◆ **Problem to work on**
Scan each line of the records for the word "transaction" and extract the ones that have it.

◆ **Dataset records**
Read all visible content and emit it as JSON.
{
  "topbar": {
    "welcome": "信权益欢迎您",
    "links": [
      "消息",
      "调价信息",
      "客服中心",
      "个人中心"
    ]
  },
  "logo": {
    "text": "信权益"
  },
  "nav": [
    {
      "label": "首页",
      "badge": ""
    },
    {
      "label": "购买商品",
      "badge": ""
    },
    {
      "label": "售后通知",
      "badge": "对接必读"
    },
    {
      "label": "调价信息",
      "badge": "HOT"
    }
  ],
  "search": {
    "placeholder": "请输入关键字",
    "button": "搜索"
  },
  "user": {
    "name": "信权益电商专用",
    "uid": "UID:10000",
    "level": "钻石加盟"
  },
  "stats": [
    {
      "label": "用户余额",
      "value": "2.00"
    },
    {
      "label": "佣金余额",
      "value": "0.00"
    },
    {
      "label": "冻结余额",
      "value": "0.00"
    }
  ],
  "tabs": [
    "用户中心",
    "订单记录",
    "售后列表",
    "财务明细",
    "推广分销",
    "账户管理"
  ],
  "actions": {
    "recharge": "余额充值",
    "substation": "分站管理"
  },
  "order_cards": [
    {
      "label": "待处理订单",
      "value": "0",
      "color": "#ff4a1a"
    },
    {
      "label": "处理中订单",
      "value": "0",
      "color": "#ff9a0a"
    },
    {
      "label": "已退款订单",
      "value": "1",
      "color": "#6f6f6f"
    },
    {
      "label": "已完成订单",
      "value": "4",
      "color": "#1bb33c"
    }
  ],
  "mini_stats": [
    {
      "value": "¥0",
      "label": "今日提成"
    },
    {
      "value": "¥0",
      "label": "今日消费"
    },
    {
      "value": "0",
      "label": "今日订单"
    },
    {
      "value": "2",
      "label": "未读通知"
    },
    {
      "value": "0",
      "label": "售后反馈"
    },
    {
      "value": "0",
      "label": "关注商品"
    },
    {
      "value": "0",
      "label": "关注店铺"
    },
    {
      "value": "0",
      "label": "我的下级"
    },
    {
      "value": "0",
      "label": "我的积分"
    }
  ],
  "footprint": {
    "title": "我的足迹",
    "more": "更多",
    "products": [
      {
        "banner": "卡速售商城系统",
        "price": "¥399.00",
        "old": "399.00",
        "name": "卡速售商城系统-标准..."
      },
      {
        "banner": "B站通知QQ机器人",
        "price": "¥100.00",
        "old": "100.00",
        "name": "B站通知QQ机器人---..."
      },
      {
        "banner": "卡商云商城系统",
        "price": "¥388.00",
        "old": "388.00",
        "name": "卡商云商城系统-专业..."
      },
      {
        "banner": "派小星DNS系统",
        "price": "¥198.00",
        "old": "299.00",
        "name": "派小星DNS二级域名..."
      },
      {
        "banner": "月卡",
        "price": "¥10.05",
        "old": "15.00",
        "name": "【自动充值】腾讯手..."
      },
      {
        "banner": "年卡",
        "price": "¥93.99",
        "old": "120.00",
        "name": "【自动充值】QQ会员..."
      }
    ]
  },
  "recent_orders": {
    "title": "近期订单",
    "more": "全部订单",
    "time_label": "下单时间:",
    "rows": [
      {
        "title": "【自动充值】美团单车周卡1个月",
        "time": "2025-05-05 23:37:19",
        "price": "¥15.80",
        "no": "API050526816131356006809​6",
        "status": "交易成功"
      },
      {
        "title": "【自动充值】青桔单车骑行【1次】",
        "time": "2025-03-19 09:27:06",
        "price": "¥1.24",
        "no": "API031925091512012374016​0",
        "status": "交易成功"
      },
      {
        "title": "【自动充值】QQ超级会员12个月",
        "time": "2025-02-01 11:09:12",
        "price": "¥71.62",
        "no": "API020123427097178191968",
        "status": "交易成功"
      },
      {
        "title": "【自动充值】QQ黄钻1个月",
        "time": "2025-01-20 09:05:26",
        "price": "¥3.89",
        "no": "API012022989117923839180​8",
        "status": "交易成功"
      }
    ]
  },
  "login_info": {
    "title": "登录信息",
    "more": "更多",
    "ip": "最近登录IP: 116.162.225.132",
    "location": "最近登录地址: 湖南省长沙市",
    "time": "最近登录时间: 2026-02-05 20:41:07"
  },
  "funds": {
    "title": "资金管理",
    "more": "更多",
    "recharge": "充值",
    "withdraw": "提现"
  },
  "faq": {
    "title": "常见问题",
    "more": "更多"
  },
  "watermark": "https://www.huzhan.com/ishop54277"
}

---

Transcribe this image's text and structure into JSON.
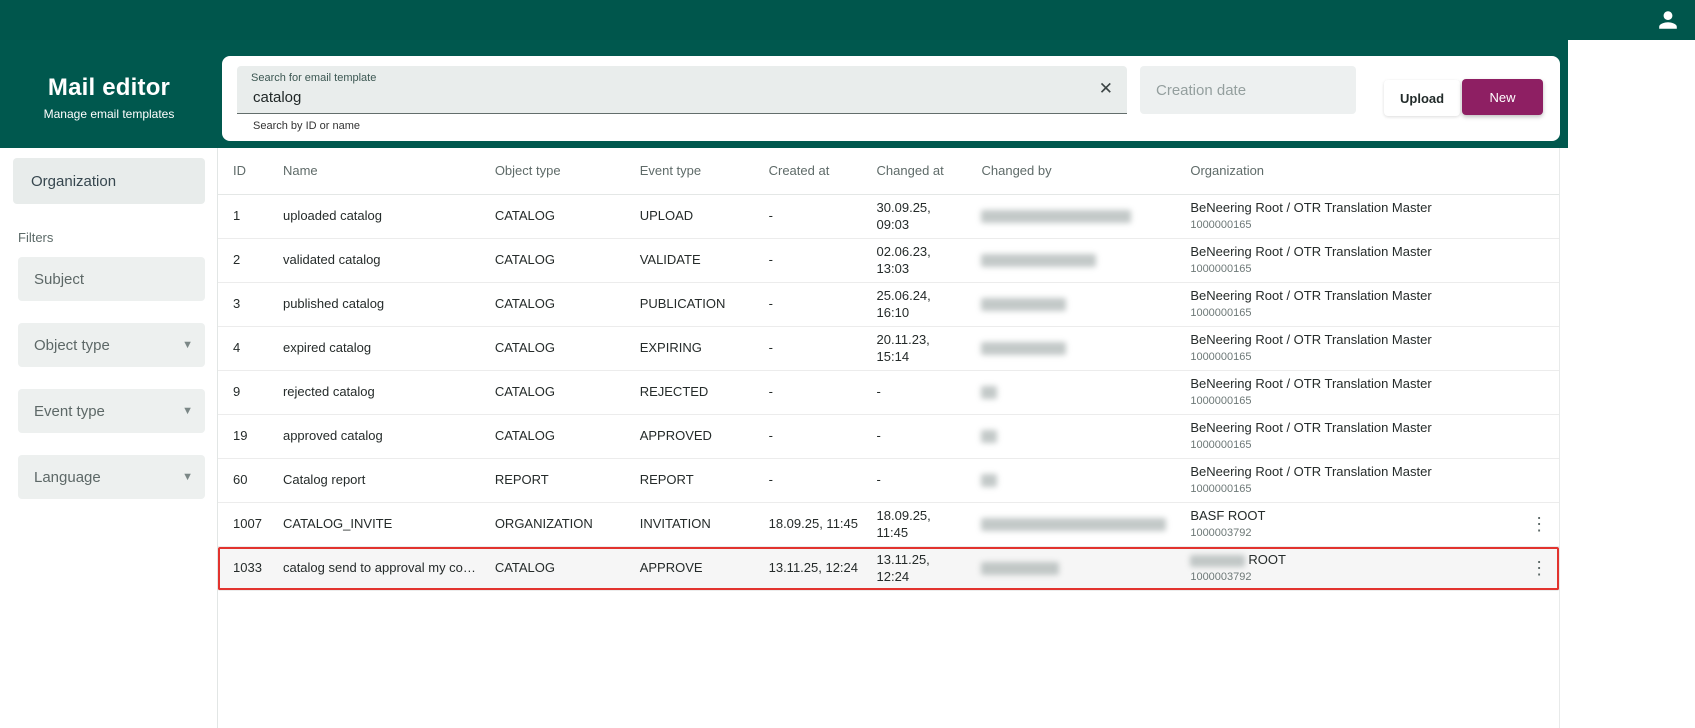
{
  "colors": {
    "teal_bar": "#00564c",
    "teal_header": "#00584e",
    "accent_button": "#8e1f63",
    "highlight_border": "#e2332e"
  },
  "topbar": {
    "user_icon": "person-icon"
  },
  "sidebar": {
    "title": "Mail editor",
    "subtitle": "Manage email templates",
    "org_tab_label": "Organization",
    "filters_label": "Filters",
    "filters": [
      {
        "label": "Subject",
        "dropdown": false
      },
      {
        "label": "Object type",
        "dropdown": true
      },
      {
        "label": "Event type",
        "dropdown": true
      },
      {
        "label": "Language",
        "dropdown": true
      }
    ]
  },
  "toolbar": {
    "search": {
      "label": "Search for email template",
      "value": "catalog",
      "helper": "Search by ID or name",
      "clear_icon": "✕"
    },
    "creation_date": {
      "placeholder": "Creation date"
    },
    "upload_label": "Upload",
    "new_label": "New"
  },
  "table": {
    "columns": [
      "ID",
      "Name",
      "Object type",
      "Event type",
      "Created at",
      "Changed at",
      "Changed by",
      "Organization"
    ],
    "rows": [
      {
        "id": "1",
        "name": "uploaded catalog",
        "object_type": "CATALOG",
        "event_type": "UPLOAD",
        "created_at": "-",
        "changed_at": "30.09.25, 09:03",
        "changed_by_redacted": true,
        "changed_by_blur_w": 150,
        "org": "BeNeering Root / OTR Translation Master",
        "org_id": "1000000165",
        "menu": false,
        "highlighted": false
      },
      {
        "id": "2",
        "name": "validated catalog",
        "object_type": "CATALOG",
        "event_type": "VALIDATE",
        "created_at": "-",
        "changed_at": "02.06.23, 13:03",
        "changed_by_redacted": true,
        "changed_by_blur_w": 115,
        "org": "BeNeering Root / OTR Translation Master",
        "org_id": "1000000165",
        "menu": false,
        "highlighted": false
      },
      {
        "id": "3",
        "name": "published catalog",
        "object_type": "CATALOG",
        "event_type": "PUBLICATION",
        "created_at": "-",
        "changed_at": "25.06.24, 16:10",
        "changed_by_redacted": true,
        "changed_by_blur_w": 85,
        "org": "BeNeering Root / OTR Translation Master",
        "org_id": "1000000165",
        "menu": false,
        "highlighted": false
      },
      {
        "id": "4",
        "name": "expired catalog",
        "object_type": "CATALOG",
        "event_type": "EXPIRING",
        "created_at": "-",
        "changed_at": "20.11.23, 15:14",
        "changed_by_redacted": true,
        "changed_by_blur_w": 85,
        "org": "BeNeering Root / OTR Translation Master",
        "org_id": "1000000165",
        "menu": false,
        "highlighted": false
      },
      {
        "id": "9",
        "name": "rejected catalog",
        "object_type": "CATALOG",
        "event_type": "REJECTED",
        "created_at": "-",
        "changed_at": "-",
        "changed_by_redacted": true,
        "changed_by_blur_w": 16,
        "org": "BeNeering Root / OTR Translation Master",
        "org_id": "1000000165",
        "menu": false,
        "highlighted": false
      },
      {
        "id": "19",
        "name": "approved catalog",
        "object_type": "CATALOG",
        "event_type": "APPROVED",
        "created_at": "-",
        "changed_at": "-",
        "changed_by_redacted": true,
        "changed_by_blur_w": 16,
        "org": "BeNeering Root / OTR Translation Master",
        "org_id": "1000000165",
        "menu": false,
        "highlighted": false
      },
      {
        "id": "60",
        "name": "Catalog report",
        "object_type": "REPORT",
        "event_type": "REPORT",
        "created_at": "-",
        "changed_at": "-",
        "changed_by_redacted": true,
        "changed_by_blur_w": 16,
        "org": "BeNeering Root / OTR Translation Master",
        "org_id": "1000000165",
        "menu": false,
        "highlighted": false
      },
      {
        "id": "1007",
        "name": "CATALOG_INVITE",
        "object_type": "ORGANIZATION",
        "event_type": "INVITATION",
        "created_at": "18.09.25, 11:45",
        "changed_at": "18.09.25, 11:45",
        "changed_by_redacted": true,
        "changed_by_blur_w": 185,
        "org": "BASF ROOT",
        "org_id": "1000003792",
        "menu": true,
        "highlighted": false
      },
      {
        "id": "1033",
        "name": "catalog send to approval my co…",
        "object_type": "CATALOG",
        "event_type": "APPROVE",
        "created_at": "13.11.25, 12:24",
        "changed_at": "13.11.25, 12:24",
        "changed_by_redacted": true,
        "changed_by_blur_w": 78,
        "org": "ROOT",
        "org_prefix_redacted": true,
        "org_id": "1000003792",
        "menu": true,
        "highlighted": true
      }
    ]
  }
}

---

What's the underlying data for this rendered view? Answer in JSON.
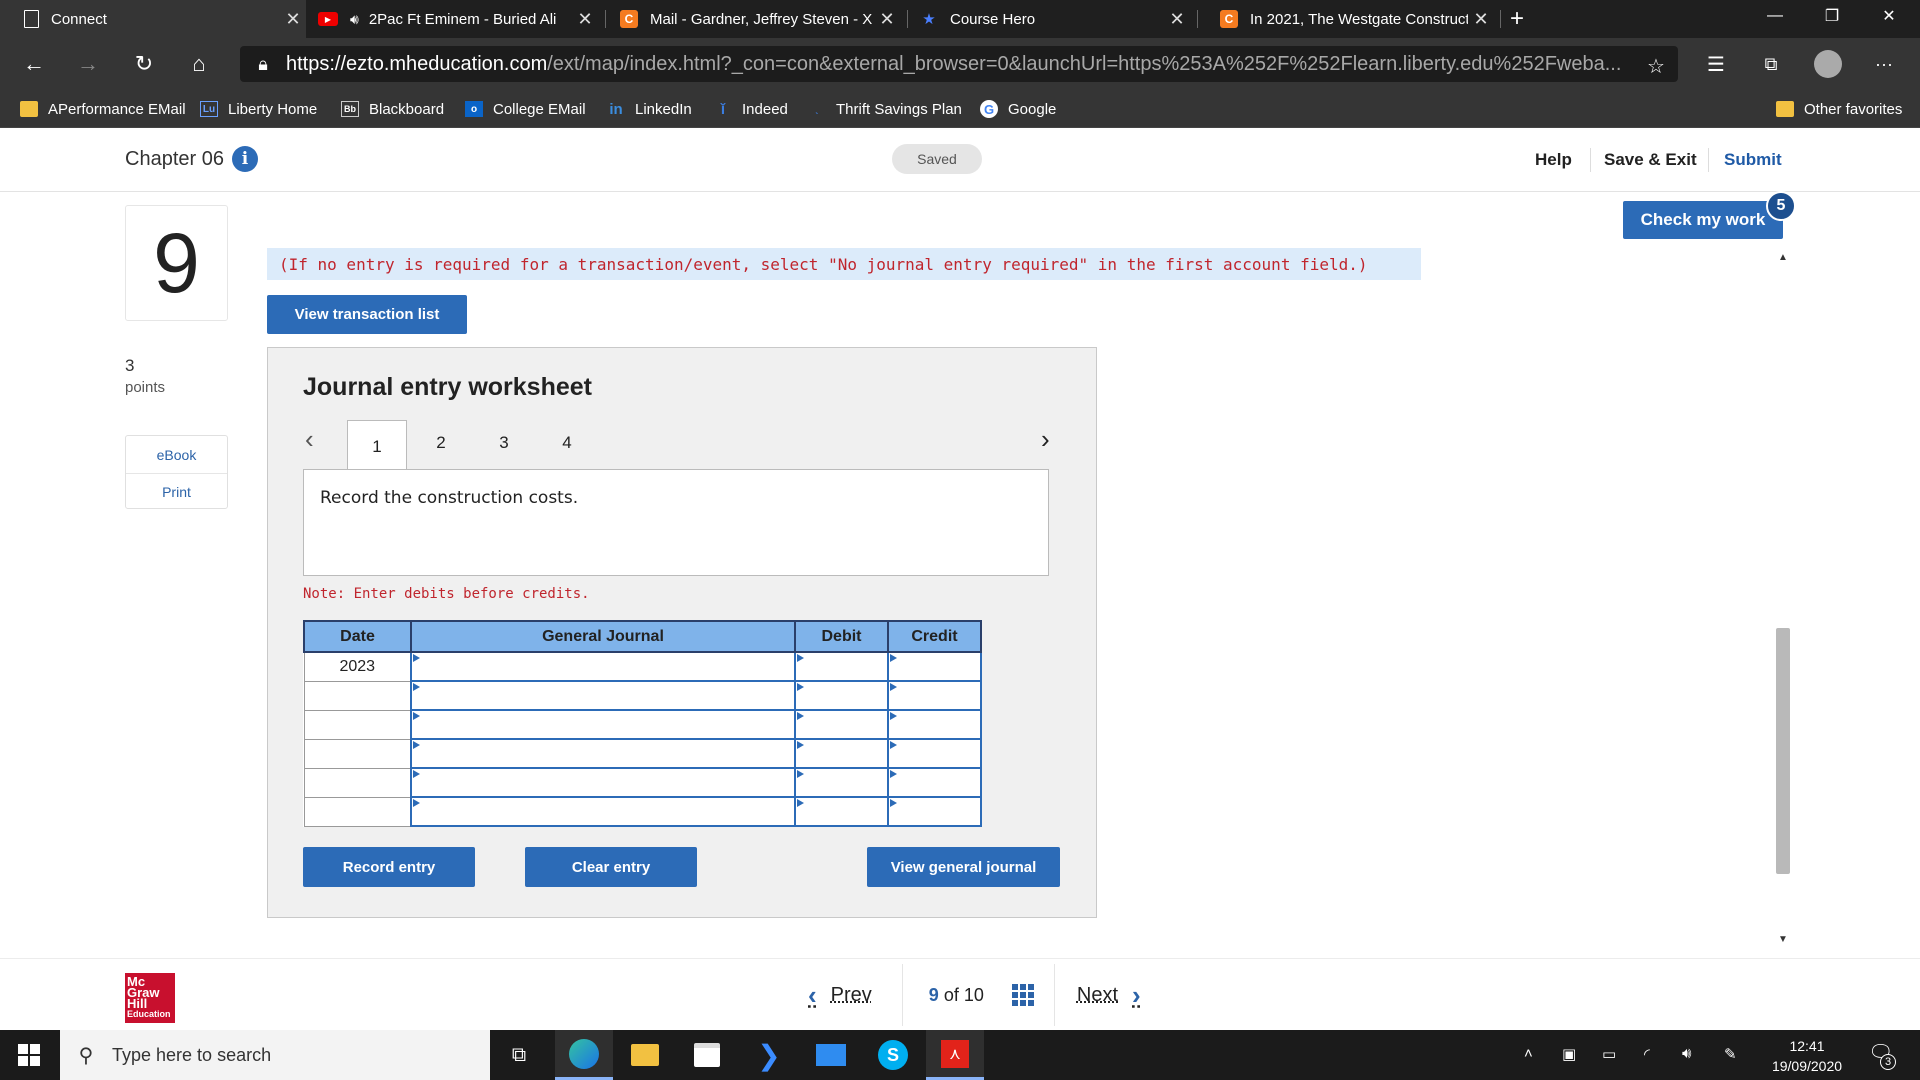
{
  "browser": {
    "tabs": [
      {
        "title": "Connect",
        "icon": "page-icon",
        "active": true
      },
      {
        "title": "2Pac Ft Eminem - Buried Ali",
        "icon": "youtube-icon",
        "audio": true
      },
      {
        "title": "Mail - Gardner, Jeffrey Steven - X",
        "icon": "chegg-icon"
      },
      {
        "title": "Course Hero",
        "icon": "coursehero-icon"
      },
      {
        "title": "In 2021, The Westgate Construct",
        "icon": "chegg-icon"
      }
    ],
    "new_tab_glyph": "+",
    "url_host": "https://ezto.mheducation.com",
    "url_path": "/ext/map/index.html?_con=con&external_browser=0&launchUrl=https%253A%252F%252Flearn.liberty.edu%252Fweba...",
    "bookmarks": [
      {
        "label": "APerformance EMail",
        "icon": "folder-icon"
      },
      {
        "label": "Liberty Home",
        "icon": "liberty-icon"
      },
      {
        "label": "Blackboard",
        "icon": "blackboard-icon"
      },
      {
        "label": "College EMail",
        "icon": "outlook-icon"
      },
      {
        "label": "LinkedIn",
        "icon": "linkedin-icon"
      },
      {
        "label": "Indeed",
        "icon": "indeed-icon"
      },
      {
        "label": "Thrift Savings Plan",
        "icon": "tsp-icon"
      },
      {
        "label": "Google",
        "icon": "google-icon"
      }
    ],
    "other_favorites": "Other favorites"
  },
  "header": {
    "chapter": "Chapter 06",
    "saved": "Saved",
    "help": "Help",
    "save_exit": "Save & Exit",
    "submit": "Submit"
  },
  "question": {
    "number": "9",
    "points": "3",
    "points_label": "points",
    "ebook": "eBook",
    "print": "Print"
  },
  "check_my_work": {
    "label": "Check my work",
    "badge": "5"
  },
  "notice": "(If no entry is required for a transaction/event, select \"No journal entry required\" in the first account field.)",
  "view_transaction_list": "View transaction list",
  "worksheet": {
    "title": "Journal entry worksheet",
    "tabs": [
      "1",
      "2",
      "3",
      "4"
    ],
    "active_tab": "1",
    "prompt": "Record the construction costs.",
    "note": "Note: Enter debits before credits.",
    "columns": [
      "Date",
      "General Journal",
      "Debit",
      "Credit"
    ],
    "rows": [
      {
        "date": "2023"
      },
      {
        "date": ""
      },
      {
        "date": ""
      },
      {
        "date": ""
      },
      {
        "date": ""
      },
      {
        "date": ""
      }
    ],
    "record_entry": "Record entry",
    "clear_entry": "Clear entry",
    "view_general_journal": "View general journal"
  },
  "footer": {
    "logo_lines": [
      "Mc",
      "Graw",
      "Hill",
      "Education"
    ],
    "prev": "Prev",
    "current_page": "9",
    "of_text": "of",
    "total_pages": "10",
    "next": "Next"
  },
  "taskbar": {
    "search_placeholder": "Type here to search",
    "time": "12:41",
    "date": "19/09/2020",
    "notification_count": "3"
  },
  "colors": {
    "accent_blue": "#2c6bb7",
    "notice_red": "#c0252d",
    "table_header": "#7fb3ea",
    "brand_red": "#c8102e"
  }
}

◆ **Response to this task**
  "notice": "(If no entry is required for a transaction/event, select \"No journal entry required\" in the first account field.)",
  "view_transaction_list": "View transaction list",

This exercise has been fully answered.